◆ **EXTRAHIERTER TEXT**:
# Nur eine laufende Applikation erlauben?



## manuel k (2. Okt 2007)

Hallo!


Ich möchte überprüfen ob meine Java Applikation auf dem Server bereits läuft. Ist dies der Fall soll ein weiteres Ausführen des Programms nicht möglich sein.

Der Hintergrund ist der, dass das Programm per Windows Autostart ausgeführt wird, und ich diverse Remotedesktop zugänge habe. Jedesmal wenn nun ein anderer Remotedesktop Benutzer angemeldet wird, so startet auch das Programm ein 2tes mal.

Ich habe bereits bei manchen Java to .exe Tools die Option "Nur eine laufende Instanz erlauben" gesehen. Allerdings möchte ich den selben Effekt mit .jar Dateien erreichen.



Thx 4 help!


manuel k.


----------



## tuxedo (2. Okt 2007)

Mit ein wenig suchen im Forum hättest du die eine oder andere Lösungsstrategie gefunden.

Die Idee die ich ganz schick fand war, einen Dummy-Socketserver zusammen mit der Anwendung zu starten. Direkt vor dem Programmstarte und vor öffnen des Socketservers wir deinfach gecheckt ob dieser Port schon von einem anderen Socketserver belegt wurde.

Wenn die Anwendung zum ersten mal gestartet wird, ist der Port (hoffentlich) nicht belegt und der Socketserver kann starten.

Startet man die Anwendung ein zweites mal, wird festgestellt dass der Port schon belegt ist. Folglich muss bereits eine Instanz des Programms laufen. 

Nachteil: Du müsstest sicher gehen dass der Port des Dummy Socket-Servers von keiner anderen Anwendung die auf dem PC installiert ist genutzt wird.

◆ **ZIEL 1**: Kannst du den Absatz „Die Idee die ich ganz schick fand war“ aus dem Forumsthread als knappe Stichpunktliste mit seinen wesentlichen Fakten wiedergeben?
◆ **ZIEL 2**: Welche Absätze umfasst die Antwort von tuxedo im Forumsthread? Gib jeden Absatz mit seinen ersten drei Wörtern an.
◆ **ZIEL 3**: Wie könnte der Forumsthread nach dem letzten Satz weitergehen? Schreibe eine passende Fortsetzung.

◆ **GEGEBENE DATEN**:
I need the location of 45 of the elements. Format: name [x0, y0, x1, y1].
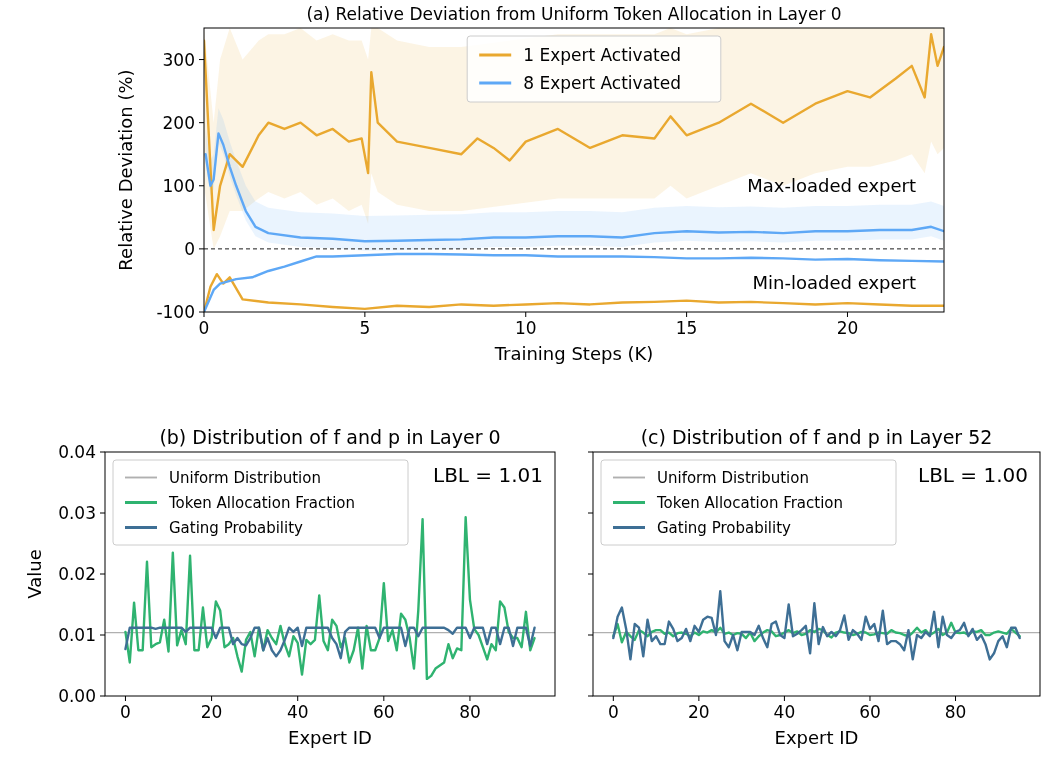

◆ **ENDGÜLTIGE ANTWORT 1**:
- Zusammen mit der Anwendung wird ein Dummy-Socketserver gestartet.
- Unmittelbar vor dem Programmstart und vor dem Öffnen des Socketservers wird geprüft, ob der Port schon von einem anderen Socketserver belegt ist.

◆ **ENDGÜLTIGE ANTWORT 2**:
- „Mit ein wenig“
- „Die Idee die“
- „Wenn die Anwendung“
- „Startet man die“
- „Nachteil: Du müsstest“

◆ **ENDGÜLTIGE ANTWORT 3**:
Weitere Details bietet dir die Suchfunktion.

- Alex


----------



## manuel k (2. Okt 2007)

Ja die Idee funktioniert grundsätzlich, aber dieser Fall ist nicht mein Ziel.

Es ist ja grundsätzlich möglich im System nachzufragen ob ein Programm schon läuft oder nicht.. zumindest mit c-Programmen.

Somit wollte ich wissen ob dies auch in Java auf diese Art und Weise möglich ist.
Die Lösung über einen Socket Server ist ja grundsätzlich nur ein Provisorium.

Ich habe ja schon halb Google nach Lösungen durchsucht, aber nur eine brauchbare Lösung (allerdings für ein C-Programm) gefunden, und mittlerweile gehen mir die Such-Schlagwörter aus...


----------



## tuxedo (2. Okt 2007)

Du willst also "allgemein" wissen welches Java-Programm gerade läuft?

Hmm... Ich weiß momentan nur, dass Java, wenn alles richtig eingestellt ist (was bei 2pc's nicht der fall war), in einem Verzeichnis namens "hsperfdata_<Rechnerloginname>" die PIDs gespeichert werden. Mittels JConsole oder einer JMS-Anwendung kannst du da drauf zugreifen. Musst du mal im Netz googeln.

Ach ja: Das hsperfdata_<Rechnerloginname> Verzeichnis liegt im TMP Verzeichnis das via Umgebungsvariable definiert ist.

- Alex


----------



## tuxedo (2. Okt 2007)

manuel k hat gesagt.:
			
		

> Ja die Idee funktioniert grundsätzlich, aber dieser Fall ist nicht mein Ziel.



ich darf dich doch nochmal zitieren?



> Ich möchte überprüfen ob meine Java Applikation auf dem Server bereits läuft. Ist dies der Fall soll ein weiteres Ausführen des Programms nicht möglich sein.
> 
> ...
> 
> Ich habe bereits bei manchen Java to .exe Tools die Option "Nur eine laufende Instanz erlauben" gesehen. Allerdings möchte ich den selben Effekt mit .jar Dateien erreichen.



Na dann ist doch die Socketserver-Lösung eine praktikable und einfache Alternative, oder etwa nicht? Mit JMS wird das ganze glaub ich wesentlich aufwendiger und komplexer. 

Von Java aus das Betriebssystem fragen "Läuft gerade eine Java Anwendungs namens XYZ" geht IMHO nicht. Wenn, dann musst du, wie bereits erwähntm Java, oder besser die eigene Anwendung (via Socket) selbst fragen.
Oder deine Anwendung erstellt selbst eine PID File im User-Home... Wege gibts genug. 

- Alex


----------



## Guest (2. Okt 2007)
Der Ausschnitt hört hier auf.